> [Reading text]:

━━━━━━

Finally, a return to field research! After sitting out 2020 because of risk to our team and communities we would visit from the SARS-CoV-2 pandemic, and thanks to vaccination and better awareness of disease prevention, the team travelled to Sitka, Alaska (Sheet’ká) to work with colleagues at the University of Alaska Southeast. In 2019, Ian had visited Sitka to collect whole specimens for an imaging study of asteroid rugosity that informed the boundary layer oxygen depletion hypothesis which was published earlier this year. The work carried out in mid-November this year follows on from this idea as part of our NSF-funded project examining the impacts of microbial remineralization and productivity on holothurian (sea cucumber) flavivirus replication. This work was performed on the unceded territories of the Sheet’ká Kwáan, on what is currently known as Sitka, Alaska. The team acknowledges that Lingít (Tlingit) Peoples have been stewards of this land since time immemorial and we are grateful for that stewardship, care, and knowledge.

━━━━━━

Stored entries

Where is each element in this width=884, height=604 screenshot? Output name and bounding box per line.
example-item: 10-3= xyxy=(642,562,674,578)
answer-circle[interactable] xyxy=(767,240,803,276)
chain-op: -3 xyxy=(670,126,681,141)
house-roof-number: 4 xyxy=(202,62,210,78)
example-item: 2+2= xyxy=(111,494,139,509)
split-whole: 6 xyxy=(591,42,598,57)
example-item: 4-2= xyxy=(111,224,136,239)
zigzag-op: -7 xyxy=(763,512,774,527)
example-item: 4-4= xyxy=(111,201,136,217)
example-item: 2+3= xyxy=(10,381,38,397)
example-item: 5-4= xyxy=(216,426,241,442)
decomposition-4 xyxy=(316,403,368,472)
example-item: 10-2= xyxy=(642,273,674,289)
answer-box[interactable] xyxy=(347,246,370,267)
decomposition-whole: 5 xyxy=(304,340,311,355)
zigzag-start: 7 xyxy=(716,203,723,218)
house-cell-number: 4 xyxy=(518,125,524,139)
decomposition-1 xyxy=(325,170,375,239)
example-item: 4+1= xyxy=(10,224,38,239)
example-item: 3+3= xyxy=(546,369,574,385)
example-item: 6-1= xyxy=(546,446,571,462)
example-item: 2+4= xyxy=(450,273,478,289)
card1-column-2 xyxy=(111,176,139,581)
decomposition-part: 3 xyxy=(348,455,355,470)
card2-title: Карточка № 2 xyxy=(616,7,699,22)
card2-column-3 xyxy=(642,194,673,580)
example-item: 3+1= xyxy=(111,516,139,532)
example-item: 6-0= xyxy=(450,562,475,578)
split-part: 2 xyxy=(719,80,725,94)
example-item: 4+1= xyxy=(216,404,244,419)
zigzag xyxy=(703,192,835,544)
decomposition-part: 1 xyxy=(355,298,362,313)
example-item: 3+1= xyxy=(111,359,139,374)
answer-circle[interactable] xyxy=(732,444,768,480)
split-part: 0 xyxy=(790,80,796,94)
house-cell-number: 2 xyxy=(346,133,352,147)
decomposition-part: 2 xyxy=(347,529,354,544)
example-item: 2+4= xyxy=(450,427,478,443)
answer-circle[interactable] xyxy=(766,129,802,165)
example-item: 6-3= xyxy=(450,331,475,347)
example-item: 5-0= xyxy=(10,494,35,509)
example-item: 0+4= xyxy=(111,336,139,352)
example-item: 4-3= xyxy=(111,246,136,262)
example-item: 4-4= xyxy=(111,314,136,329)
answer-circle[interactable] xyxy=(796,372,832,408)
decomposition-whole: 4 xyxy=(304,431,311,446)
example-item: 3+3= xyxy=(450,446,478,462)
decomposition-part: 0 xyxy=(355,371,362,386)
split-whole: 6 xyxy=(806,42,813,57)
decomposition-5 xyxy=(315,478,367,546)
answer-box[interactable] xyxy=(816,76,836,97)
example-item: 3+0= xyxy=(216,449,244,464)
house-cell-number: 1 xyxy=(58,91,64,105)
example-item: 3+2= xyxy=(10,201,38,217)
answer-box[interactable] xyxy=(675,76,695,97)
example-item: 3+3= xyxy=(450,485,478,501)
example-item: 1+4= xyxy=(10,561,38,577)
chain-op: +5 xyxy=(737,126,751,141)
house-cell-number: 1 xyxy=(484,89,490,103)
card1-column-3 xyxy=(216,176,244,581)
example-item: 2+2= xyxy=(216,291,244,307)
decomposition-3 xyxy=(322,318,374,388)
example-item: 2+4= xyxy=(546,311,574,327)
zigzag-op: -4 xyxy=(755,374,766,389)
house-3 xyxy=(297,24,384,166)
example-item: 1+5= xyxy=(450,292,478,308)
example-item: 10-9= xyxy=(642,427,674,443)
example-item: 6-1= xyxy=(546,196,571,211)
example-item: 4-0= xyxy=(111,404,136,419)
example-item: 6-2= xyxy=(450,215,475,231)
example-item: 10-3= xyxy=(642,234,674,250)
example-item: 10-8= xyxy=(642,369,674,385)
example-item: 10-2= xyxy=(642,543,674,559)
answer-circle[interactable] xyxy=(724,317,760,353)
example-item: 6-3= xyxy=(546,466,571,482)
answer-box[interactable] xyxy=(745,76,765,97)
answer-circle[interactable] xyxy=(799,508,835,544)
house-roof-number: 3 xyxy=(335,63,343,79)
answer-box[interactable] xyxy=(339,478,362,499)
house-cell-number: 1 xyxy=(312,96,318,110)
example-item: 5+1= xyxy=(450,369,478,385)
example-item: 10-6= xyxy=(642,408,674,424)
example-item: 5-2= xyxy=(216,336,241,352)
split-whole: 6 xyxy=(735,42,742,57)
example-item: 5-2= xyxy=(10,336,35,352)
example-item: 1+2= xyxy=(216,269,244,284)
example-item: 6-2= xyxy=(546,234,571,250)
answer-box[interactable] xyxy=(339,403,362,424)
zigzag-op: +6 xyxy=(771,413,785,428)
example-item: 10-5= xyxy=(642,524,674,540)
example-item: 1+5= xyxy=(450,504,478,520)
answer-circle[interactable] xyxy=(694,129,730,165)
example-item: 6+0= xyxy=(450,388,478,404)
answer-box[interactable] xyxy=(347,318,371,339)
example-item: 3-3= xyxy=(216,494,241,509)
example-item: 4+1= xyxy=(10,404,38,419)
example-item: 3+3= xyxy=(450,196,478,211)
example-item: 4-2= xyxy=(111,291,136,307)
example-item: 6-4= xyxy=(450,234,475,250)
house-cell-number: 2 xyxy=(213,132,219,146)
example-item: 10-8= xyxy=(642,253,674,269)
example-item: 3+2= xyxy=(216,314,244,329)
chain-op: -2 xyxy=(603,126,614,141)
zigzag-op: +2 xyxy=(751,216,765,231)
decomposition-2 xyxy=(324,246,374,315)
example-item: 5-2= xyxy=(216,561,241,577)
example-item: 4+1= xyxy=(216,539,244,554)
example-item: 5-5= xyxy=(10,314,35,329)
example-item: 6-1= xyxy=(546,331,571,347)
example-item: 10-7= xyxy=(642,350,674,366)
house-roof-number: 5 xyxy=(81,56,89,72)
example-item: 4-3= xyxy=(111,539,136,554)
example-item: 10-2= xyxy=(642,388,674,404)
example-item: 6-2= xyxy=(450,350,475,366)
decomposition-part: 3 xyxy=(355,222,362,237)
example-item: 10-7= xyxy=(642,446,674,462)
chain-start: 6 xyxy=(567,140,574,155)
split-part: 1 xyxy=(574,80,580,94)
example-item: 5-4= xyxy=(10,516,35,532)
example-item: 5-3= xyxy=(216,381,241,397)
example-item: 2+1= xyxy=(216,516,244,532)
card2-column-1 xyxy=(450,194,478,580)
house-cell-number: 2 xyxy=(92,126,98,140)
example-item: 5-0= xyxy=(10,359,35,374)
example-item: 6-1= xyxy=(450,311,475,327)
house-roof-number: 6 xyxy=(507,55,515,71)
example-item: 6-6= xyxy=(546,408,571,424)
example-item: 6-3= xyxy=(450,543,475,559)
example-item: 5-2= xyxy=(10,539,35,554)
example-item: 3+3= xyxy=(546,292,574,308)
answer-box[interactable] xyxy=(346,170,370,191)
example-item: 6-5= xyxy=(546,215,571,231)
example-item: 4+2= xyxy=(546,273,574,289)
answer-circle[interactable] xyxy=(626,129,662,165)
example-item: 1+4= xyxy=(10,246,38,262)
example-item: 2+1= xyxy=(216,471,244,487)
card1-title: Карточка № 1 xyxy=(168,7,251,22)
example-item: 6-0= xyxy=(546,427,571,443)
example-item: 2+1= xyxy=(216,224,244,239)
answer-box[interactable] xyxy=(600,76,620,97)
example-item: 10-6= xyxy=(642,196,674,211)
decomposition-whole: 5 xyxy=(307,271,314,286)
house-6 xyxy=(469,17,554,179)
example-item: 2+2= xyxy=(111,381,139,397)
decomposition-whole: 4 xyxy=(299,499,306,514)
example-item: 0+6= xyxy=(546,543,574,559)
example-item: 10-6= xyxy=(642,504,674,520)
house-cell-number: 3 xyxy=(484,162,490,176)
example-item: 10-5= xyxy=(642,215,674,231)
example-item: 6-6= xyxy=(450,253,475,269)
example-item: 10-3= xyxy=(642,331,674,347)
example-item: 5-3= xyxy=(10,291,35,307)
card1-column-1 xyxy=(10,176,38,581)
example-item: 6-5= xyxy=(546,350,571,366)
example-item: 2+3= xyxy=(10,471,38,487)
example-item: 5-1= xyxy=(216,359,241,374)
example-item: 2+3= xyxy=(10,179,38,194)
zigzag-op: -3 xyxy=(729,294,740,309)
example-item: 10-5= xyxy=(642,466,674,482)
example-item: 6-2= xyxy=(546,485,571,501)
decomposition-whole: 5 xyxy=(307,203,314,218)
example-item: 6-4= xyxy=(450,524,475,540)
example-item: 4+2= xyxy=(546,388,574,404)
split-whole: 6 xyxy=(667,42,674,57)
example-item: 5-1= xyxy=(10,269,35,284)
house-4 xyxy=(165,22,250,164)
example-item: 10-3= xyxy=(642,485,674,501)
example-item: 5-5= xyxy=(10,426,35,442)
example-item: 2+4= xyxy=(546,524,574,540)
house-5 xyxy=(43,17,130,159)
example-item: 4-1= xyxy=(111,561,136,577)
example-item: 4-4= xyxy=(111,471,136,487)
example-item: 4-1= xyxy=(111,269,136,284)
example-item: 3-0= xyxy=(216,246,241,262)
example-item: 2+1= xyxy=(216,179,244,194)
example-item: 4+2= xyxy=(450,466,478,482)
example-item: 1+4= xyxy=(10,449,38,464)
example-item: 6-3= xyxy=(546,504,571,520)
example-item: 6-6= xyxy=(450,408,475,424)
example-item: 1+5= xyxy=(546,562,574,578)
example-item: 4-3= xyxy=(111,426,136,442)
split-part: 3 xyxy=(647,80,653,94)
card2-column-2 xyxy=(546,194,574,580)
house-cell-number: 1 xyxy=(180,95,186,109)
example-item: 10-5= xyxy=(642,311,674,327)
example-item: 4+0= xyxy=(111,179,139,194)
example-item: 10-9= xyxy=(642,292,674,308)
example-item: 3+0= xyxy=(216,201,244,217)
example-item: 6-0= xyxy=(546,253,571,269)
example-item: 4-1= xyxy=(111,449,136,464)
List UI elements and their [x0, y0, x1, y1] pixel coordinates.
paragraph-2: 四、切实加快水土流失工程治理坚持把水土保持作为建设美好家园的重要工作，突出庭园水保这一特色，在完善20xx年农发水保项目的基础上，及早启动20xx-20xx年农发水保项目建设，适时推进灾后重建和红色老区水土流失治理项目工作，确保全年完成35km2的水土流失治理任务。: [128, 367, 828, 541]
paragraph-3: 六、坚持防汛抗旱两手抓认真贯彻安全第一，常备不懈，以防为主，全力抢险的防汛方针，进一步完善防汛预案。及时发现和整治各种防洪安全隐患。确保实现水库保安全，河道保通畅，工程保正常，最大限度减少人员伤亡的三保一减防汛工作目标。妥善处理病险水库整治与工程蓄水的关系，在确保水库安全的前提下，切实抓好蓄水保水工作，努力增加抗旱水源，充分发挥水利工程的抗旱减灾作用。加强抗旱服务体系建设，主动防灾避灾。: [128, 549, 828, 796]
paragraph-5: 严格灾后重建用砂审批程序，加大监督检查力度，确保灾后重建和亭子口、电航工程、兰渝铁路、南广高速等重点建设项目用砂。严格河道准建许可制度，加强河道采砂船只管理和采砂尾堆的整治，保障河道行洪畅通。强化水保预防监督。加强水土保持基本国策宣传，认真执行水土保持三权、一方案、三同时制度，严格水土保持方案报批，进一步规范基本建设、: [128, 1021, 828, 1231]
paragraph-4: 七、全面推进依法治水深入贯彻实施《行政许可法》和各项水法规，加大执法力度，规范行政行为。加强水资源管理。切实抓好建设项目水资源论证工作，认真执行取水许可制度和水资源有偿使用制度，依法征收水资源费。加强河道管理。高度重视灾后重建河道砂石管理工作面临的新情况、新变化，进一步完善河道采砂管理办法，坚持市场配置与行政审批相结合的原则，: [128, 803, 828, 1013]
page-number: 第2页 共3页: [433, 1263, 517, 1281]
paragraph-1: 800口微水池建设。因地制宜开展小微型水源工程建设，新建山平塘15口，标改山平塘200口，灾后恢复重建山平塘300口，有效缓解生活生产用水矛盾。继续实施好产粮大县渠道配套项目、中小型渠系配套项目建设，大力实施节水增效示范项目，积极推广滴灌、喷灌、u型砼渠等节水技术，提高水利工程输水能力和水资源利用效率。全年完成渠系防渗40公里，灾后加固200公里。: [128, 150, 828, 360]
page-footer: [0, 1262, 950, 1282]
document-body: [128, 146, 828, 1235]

━━━━━━

> [Exercise set]:
1. Decide whether each statement agrees with the Sitka fieldwork text: (a) The team did no field research in 2020. (b) The fieldwork in Sitka took place in early November. (c) The project is funded by NSF. Answer yes or no for each, and quote the deciding words of the text.
2. According to the Sitka fieldwork text, what was the imaging study for which Ian collected whole specimens in 2019 about?
3. Carry the Sitka fieldwork text forward from the point where it stops.

> [Results]:
1.
(a) Yes: "After sitting out 2020 because of risk to our team and communities we would visit from the SARS-CoV-2 pandemic"
(b) No: "The work carried out in mid-November this year"
(c) Yes: "as part of our NSF-funded project"

2. Asteroid rugosity.

3.
After a very quick turnaround between overseas travel (Ian was in Australia visiting Family for the first time in 19 months), a successful PhD defense (congratulations, Elliot!) and frantic packing, PI Ian and senior research support specialist Chris, flew to Southeast Alaska to conduct an experiment testing how hypoxia and organic matter enrichment influence animal surface microbial productivity, composition (i.e. microbiome), viral abundance and replication, and animal health. The hypothesis guiding this experiment is that organic matter enrichment and hypoxia drive viral replication. Since the vast majority of viruses we have detected in the past, including the sea cucumber flavivirus (PcaFV), we do not have any expectation that enhanced replication will lead to disease. However, we took samples to look at histopathology, cytology, and fluid chemistry in case we saw lesions compatible with sea cucumber (and sea star) wasting observed in the past.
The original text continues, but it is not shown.